_Stated exercise_: Pick out every line in the items below that contains the string "maximize", and copy each of those lines.
— begin Entries —
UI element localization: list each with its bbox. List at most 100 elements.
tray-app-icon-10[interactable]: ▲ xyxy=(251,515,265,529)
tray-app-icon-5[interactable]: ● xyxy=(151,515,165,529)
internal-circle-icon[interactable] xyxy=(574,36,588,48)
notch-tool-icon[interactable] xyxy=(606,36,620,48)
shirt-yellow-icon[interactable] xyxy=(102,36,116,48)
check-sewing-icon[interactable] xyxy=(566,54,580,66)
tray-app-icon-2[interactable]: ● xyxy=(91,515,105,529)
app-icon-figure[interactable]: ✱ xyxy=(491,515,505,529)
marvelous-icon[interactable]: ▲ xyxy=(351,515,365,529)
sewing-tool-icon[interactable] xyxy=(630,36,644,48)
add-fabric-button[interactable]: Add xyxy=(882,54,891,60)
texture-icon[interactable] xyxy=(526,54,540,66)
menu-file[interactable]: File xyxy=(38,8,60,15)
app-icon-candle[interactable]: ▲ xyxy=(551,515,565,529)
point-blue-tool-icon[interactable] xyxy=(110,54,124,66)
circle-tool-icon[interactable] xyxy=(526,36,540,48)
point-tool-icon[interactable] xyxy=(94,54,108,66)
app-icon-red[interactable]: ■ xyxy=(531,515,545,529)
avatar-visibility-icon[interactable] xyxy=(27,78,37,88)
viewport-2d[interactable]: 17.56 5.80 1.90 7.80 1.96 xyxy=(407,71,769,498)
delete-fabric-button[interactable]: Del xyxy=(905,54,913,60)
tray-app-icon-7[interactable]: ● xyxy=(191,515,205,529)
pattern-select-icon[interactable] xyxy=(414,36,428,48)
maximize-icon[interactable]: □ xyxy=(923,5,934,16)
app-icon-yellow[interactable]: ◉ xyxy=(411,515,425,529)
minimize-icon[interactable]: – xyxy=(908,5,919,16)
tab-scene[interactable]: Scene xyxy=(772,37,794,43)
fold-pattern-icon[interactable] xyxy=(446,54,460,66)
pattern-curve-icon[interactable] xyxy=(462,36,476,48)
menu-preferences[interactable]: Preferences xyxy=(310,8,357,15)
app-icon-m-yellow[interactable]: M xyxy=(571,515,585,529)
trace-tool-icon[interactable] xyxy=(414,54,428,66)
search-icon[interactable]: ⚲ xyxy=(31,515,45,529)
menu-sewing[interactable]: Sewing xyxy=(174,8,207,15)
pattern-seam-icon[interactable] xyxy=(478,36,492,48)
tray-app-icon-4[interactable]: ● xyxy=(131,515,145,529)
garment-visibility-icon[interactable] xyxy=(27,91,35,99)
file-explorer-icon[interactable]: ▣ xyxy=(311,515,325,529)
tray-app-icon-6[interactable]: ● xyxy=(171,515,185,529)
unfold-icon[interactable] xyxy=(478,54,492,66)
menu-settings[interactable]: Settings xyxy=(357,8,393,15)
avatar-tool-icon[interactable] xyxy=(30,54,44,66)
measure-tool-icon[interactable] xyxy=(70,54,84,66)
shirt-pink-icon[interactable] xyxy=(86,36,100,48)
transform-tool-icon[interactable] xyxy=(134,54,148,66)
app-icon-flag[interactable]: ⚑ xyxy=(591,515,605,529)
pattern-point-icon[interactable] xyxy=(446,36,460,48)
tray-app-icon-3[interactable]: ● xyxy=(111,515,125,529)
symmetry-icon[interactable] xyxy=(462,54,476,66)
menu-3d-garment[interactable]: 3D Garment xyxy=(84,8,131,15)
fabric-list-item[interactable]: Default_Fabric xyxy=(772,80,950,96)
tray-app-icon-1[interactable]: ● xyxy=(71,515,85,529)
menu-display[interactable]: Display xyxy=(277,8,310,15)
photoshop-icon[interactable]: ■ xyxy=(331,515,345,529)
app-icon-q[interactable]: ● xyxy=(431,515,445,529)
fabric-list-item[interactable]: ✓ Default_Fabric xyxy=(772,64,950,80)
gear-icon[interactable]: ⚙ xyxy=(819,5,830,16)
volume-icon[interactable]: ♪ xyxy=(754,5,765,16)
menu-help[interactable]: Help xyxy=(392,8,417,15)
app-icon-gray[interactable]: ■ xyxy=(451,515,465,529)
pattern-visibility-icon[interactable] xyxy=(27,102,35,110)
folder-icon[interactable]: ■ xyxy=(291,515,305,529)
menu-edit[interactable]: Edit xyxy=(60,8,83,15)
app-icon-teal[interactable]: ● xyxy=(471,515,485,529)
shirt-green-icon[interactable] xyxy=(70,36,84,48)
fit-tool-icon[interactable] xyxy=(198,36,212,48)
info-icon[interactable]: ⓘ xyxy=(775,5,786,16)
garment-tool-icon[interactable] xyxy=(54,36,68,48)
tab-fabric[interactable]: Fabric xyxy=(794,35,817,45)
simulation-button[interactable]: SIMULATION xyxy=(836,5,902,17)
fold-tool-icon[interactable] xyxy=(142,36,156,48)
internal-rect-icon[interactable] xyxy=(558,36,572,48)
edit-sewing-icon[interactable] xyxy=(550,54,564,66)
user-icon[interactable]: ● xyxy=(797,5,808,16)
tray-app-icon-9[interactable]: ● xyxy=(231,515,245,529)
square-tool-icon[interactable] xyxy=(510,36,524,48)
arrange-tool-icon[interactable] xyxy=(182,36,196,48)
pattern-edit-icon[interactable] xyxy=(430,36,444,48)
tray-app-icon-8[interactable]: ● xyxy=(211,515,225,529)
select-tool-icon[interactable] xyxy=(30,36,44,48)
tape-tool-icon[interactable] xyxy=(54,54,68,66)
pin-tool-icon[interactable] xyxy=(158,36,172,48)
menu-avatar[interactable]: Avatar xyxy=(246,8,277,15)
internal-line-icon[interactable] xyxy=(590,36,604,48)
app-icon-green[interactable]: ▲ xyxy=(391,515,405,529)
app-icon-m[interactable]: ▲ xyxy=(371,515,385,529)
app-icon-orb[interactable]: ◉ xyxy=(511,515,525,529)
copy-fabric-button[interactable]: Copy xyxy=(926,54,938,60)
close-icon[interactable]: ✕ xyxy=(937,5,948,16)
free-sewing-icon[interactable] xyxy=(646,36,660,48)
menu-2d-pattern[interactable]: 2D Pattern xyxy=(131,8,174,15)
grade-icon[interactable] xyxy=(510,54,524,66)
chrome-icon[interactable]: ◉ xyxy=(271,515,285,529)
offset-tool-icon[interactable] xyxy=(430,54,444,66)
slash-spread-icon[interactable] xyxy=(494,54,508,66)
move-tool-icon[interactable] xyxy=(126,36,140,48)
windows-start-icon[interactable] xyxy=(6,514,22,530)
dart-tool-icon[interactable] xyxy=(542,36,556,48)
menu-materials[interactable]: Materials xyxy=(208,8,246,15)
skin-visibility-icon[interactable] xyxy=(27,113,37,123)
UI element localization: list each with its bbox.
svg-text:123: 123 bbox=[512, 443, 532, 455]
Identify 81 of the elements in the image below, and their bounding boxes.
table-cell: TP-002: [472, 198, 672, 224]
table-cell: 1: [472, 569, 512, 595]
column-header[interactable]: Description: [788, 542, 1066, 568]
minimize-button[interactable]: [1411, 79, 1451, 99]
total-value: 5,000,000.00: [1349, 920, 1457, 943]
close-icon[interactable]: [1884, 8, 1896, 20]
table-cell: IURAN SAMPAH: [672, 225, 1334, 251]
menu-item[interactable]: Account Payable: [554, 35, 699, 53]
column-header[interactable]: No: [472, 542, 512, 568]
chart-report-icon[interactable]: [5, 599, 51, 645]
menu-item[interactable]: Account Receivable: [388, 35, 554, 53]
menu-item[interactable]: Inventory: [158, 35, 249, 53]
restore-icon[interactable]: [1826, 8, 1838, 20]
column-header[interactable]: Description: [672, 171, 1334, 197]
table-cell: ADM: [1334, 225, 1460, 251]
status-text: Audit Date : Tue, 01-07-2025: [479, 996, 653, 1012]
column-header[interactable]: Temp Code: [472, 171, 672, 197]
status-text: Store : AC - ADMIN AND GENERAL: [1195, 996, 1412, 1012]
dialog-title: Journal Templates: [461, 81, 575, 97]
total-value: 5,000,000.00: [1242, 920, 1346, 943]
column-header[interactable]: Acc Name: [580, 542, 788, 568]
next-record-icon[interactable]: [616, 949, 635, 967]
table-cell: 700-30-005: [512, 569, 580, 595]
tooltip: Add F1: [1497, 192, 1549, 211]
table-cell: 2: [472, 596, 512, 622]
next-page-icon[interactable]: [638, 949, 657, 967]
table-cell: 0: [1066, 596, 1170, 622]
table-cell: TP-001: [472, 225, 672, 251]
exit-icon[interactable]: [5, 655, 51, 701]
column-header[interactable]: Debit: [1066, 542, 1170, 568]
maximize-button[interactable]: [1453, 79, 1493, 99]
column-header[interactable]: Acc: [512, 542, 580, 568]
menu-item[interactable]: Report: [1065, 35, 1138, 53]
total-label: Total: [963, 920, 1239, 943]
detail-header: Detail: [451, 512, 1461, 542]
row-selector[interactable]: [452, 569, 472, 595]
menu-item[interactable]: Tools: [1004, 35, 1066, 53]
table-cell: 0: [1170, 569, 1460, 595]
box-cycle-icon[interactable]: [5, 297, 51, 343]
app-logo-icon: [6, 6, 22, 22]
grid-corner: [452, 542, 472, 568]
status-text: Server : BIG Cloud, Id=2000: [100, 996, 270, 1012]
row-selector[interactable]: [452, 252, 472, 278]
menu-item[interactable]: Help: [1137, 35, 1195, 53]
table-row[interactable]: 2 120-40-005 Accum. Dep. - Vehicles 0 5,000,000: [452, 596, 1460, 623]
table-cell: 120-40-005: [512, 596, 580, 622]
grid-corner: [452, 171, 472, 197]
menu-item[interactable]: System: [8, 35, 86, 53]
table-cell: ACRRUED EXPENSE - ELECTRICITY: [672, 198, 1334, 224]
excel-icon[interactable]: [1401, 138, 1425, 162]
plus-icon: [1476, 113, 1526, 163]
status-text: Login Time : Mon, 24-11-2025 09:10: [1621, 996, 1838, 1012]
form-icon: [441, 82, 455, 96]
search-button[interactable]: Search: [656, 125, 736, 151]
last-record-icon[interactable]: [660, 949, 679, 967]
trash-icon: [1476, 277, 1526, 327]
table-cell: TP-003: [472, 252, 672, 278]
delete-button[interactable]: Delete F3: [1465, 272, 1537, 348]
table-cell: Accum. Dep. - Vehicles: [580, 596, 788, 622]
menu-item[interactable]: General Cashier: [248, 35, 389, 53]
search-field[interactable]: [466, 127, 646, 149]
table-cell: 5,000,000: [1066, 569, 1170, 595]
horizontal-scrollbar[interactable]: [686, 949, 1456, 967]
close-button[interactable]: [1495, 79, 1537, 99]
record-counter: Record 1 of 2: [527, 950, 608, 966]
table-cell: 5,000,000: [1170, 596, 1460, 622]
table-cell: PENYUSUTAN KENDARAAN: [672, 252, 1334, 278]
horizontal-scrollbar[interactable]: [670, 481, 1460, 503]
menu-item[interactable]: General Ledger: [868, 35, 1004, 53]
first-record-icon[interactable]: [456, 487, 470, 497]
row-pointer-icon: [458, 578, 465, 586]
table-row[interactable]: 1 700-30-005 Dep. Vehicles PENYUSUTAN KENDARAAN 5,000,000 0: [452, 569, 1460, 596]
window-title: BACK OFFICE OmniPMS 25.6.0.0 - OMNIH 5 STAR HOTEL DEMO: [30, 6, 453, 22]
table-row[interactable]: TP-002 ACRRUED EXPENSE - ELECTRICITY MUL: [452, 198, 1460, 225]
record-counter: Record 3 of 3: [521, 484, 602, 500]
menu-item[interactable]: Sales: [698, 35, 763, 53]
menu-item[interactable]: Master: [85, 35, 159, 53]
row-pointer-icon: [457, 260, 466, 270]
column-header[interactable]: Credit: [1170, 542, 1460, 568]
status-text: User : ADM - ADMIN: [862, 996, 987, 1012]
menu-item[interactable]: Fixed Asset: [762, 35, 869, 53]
— end Entries —
_Task response_:
maximize-icon[interactable]: □ xyxy=(923,5,934,16)
maximize-button[interactable]: [1453, 79, 1493, 99]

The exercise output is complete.